## BEGIN Record set

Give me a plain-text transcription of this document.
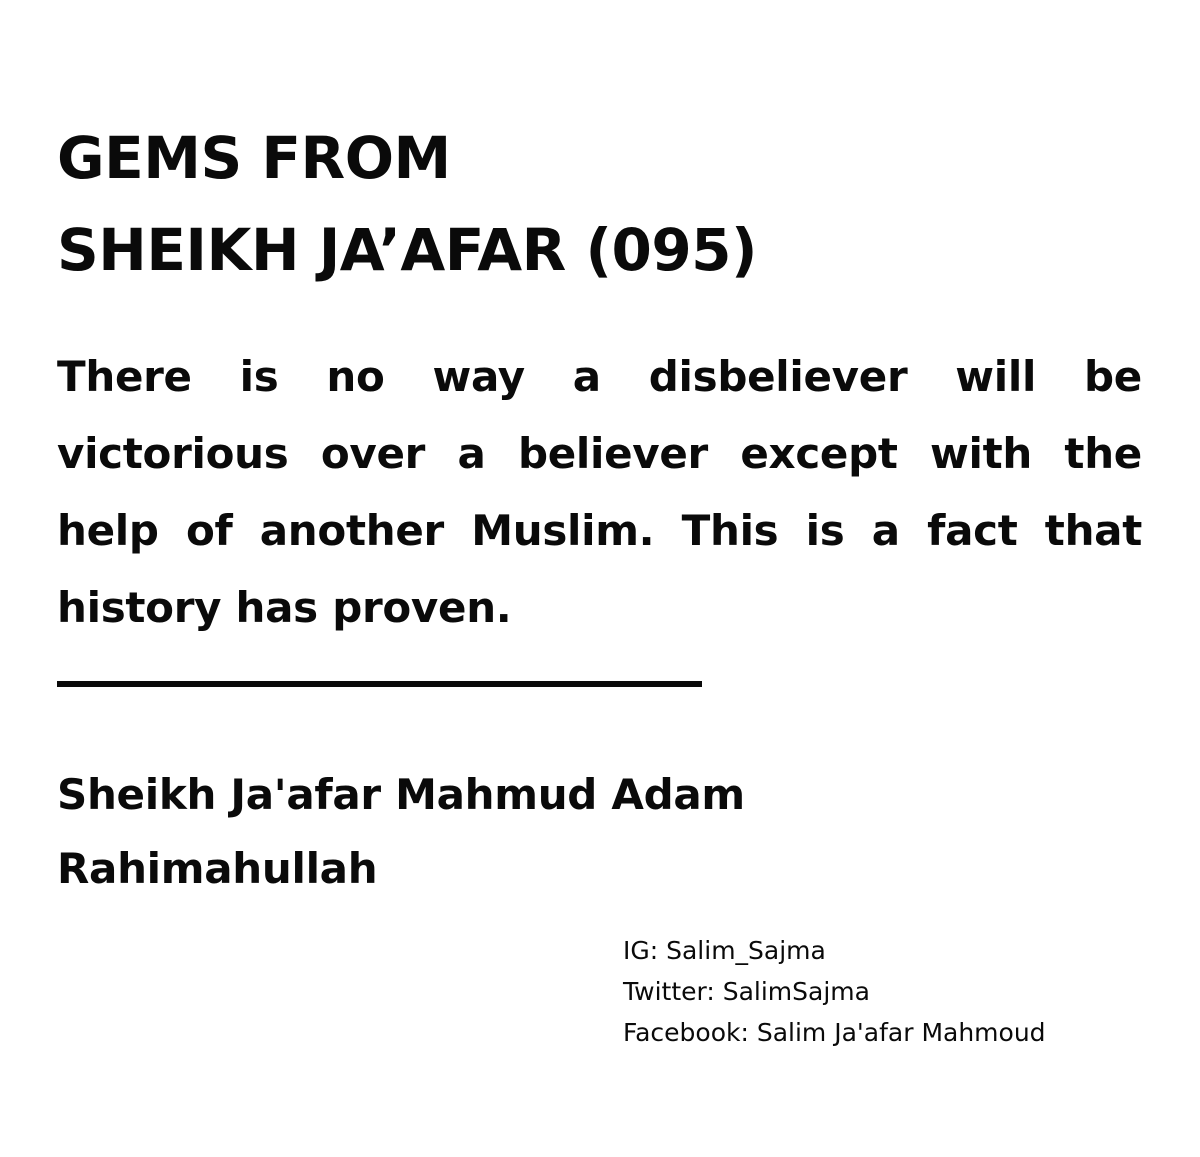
GEMS FROM
SHEIKH JA’AFAR (095)

There is no way a disbeliever will be victorious over a believer except with the help of another Muslim. This is a fact that history has proven.

Sheikh Ja'afar Mahmud Adam
Rahimahullah

IG: Salim_Sajma
Twitter: SalimSajma
Facebook: Salim Ja'afar Mahmoud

## END Record set

• [Short task]:
Write out the records above once more, word for word, with no pictures.

• [Task answer]:
Give me a plain-text transcription of this document.
GEMS FROM
SHEIKH JA’AFAR (095)

There is no way a disbeliever will be victorious over a believer except with the help of another Muslim. This is a fact that history has proven.

Sheikh Ja'afar Mahmud Adam
Rahimahullah

IG: Salim_Sajma
Twitter: SalimSajma
Facebook: Salim Ja'afar Mahmoud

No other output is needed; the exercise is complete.